A run of records
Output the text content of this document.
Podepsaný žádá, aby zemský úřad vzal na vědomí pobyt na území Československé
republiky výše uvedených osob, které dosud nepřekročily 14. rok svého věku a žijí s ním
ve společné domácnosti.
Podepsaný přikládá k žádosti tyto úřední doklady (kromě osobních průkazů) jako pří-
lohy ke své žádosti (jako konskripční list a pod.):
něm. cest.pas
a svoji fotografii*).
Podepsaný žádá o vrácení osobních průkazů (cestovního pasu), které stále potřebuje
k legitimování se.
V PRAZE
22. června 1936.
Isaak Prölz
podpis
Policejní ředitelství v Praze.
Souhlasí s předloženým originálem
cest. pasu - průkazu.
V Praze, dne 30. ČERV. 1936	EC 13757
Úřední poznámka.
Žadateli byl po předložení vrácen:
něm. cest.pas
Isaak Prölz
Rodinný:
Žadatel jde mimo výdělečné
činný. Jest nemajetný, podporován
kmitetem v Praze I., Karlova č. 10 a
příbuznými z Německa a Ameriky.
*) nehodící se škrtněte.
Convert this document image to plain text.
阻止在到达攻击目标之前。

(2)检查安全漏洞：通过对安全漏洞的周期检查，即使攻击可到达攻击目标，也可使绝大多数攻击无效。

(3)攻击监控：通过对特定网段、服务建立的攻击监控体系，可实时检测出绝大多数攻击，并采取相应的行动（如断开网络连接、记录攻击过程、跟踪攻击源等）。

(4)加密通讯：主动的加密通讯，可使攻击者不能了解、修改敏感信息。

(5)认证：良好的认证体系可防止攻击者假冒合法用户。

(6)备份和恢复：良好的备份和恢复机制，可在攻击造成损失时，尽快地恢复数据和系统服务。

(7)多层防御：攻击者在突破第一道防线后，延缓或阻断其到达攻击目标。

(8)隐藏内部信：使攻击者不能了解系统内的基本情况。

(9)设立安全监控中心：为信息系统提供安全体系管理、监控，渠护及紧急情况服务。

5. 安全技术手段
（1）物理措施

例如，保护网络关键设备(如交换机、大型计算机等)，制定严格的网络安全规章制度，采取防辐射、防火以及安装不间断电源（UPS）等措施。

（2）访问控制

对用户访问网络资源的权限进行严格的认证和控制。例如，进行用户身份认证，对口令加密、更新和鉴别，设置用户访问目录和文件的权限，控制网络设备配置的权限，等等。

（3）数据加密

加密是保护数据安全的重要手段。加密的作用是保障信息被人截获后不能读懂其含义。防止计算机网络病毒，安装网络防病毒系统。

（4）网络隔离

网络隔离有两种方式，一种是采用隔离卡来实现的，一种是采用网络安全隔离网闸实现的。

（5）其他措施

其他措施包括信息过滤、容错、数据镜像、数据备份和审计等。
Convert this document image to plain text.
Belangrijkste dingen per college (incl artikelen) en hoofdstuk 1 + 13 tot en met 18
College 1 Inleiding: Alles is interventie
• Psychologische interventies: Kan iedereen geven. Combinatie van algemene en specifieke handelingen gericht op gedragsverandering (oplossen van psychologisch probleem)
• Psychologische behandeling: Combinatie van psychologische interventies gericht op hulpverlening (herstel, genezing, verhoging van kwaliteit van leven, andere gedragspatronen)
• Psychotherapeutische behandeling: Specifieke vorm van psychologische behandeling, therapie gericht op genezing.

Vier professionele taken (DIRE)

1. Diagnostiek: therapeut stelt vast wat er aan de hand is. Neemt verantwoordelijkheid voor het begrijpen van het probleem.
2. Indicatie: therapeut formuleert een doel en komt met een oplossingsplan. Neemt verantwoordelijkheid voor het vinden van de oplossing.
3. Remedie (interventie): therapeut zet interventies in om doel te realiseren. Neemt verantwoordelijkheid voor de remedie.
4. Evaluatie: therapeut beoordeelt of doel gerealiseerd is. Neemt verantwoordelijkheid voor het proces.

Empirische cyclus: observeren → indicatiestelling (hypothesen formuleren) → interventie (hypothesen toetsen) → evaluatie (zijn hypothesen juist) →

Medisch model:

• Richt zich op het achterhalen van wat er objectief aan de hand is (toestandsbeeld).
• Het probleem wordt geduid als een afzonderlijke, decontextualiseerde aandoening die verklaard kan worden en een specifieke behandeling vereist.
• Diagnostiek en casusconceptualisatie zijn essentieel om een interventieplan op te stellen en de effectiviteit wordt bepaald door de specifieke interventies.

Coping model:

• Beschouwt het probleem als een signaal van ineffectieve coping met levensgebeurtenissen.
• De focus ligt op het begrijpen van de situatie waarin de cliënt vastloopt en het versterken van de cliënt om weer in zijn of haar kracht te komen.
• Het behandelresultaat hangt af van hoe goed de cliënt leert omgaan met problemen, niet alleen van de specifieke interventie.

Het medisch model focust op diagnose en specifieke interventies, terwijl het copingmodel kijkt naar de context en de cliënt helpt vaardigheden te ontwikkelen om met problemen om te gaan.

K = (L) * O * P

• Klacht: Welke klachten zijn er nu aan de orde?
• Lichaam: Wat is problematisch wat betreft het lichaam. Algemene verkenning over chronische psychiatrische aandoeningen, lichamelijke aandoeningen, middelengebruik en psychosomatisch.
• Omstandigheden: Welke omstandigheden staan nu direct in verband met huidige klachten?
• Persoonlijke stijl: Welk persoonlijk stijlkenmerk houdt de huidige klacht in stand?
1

— The task —
Of the lines above, how many contain the word "cliënt"? Provide the number and nothing else.

— Answer for this exercise —
3